EXERCISE DIRECTIONS: Restate each of the lines below word for word and drop every picture.

----- MATERIAL SHOWN -----

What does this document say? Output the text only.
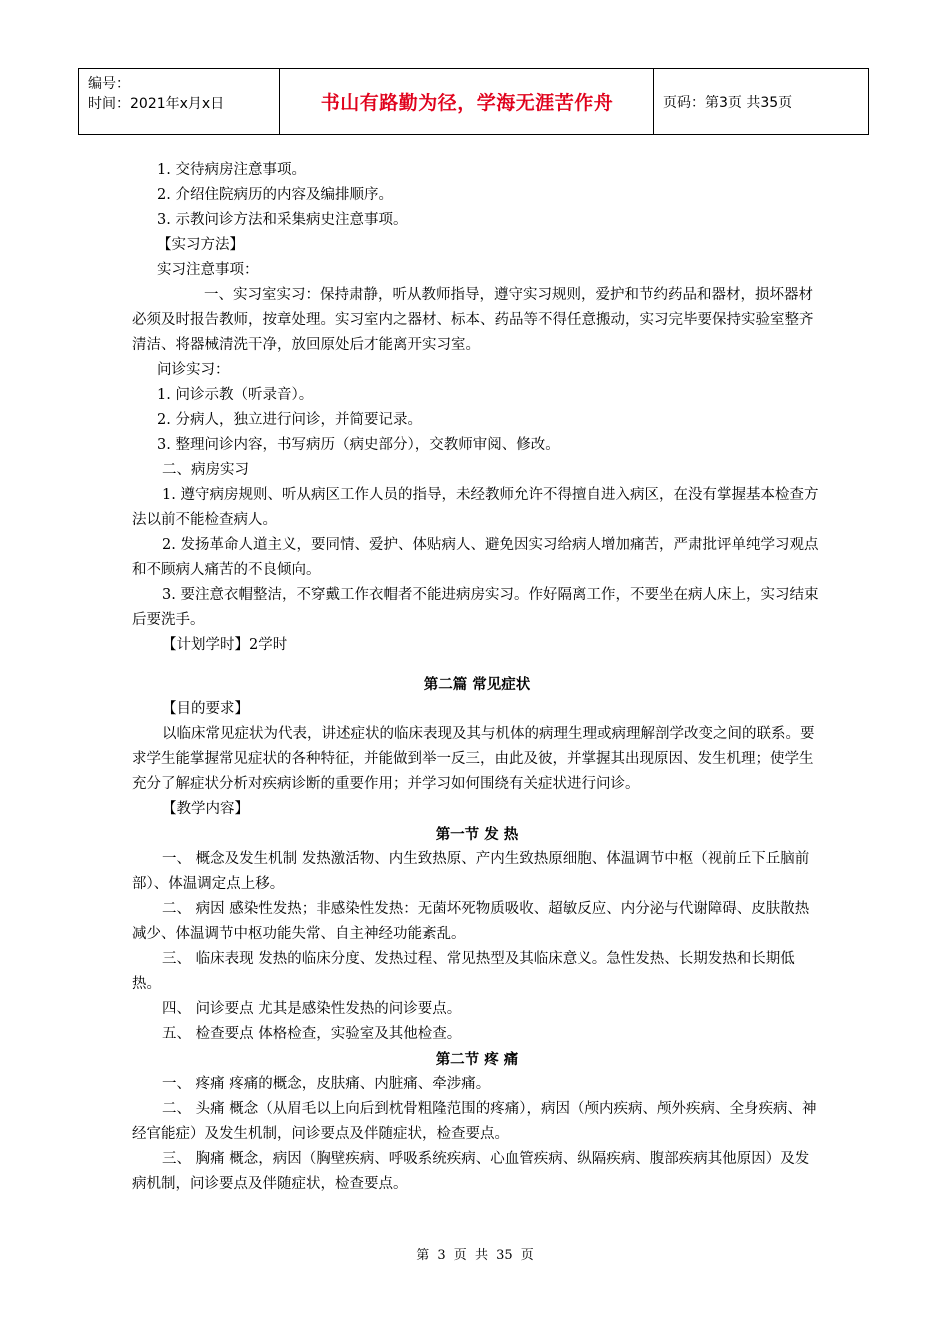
编号：
时间：2021年x月x日	书山有路勤为径，学海无涯苦作舟	页码：第3页 共35页

1. 交待病房注意事项。

2. 介绍住院病历的内容及编排顺序。

3. 示教问诊方法和采集病史注意事项。

【实习方法】

实习注意事项：

一、实习室实习：保持肃静，听从教师指导，遵守实习规则，爱护和节约药品和器材，损坏器材必须及时报告教师，按章处理。实习室内之器材、标本、药品等不得任意搬动，实习完毕要保持实验室整齐清洁、将器械清洗干净，放回原处后才能离开实习室。

问诊实习：

1. 问诊示教（听录音）。

2. 分病人，独立进行问诊，并简要记录。

3. 整理问诊内容，书写病历（病史部分），交教师审阅、修改。

二、病房实习

1. 遵守病房规则、听从病区工作人员的指导，未经教师允许不得擅自进入病区，在没有掌握基本检查方法以前不能检查病人。

2. 发扬革命人道主义，要同情、爱护、体贴病人、避免因实习给病人增加痛苦，严肃批评单纯学习观点和不顾病人痛苦的不良倾向。

3. 要注意衣帽整洁，不穿戴工作衣帽者不能进病房实习。作好隔离工作，不要坐在病人床上，实习结束后要洗手。

【计划学时】2学时

第二篇 常见症状

【目的要求】

以临床常见症状为代表，讲述症状的临床表现及其与机体的病理生理或病理解剖学改变之间的联系。要求学生能掌握常见症状的各种特征，并能做到举一反三，由此及彼，并掌握其出现原因、发生机理；使学生充分了解症状分析对疾病诊断的重要作用；并学习如何围绕有关症状进行问诊。

【教学内容】

第一节 发 热

一、 概念及发生机制 发热激活物、内生致热原、产内生致热原细胞、体温调节中枢（视前丘下丘脑前部）、体温调定点上移。

二、 病因 感染性发热；非感染性发热：无菌坏死物质吸收、超敏反应、内分泌与代谢障碍、皮肤散热减少、体温调节中枢功能失常、自主神经功能紊乱。

三、 临床表现 发热的临床分度、发热过程、常见热型及其临床意义。急性发热、长期发热和长期低热。

四、 问诊要点 尤其是感染性发热的问诊要点。

五、 检查要点 体格检查，实验室及其他检查。

第二节 疼 痛

一、 疼痛 疼痛的概念，皮肤痛、内脏痛、牵涉痛。

二、 头痛 概念（从眉毛以上向后到枕骨粗隆范围的疼痛），病因（颅内疾病、颅外疾病、全身疾病、神经官能症）及发生机制，问诊要点及伴随症状，检查要点。

三、 胸痛 概念，病因（胸壁疾病、呼吸系统疾病、心血管疾病、纵隔疾病、腹部疾病其他原因）及发病机制，问诊要点及伴随症状，检查要点。

第 3 页 共 35 页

-----

FULL OUTPUT:
What does this document say? Output the text only.
编号：
时间：2021年x月x日	书山有路勤为径，学海无涯苦作舟	页码：第3页 共35页

1. 交待病房注意事项。

2. 介绍住院病历的内容及编排顺序。

3. 示教问诊方法和采集病史注意事项。

【实习方法】

实习注意事项：

一、实习室实习：保持肃静，听从教师指导，遵守实习规则，爱护和节约药品和器材，损坏器材必须及时报告教师，按章处理。实习室内之器材、标本、药品等不得任意搬动，实习完毕要保持实验室整齐清洁、将器械清洗干净，放回原处后才能离开实习室。

问诊实习：

1. 问诊示教（听录音）。

2. 分病人，独立进行问诊，并简要记录。

3. 整理问诊内容，书写病历（病史部分），交教师审阅、修改。

二、病房实习

1. 遵守病房规则、听从病区工作人员的指导，未经教师允许不得擅自进入病区，在没有掌握基本检查方法以前不能检查病人。

2. 发扬革命人道主义，要同情、爱护、体贴病人、避免因实习给病人增加痛苦，严肃批评单纯学习观点和不顾病人痛苦的不良倾向。

3. 要注意衣帽整洁，不穿戴工作衣帽者不能进病房实习。作好隔离工作，不要坐在病人床上，实习结束后要洗手。

【计划学时】2学时

第二篇 常见症状

【目的要求】

以临床常见症状为代表，讲述症状的临床表现及其与机体的病理生理或病理解剖学改变之间的联系。要求学生能掌握常见症状的各种特征，并能做到举一反三，由此及彼，并掌握其出现原因、发生机理；使学生充分了解症状分析对疾病诊断的重要作用；并学习如何围绕有关症状进行问诊。

【教学内容】

第一节 发 热

一、 概念及发生机制 发热激活物、内生致热原、产内生致热原细胞、体温调节中枢（视前丘下丘脑前部）、体温调定点上移。

二、 病因 感染性发热；非感染性发热：无菌坏死物质吸收、超敏反应、内分泌与代谢障碍、皮肤散热减少、体温调节中枢功能失常、自主神经功能紊乱。

三、 临床表现 发热的临床分度、发热过程、常见热型及其临床意义。急性发热、长期发热和长期低热。

四、 问诊要点 尤其是感染性发热的问诊要点。

五、 检查要点 体格检查，实验室及其他检查。

第二节 疼 痛

一、 疼痛 疼痛的概念，皮肤痛、内脏痛、牵涉痛。

二、 头痛 概念（从眉毛以上向后到枕骨粗隆范围的疼痛），病因（颅内疾病、颅外疾病、全身疾病、神经官能症）及发生机制，问诊要点及伴随症状，检查要点。

三、 胸痛 概念，病因（胸壁疾病、呼吸系统疾病、心血管疾病、纵隔疾病、腹部疾病其他原因）及发病机制，问诊要点及伴随症状，检查要点。

第 3 页 共 35 页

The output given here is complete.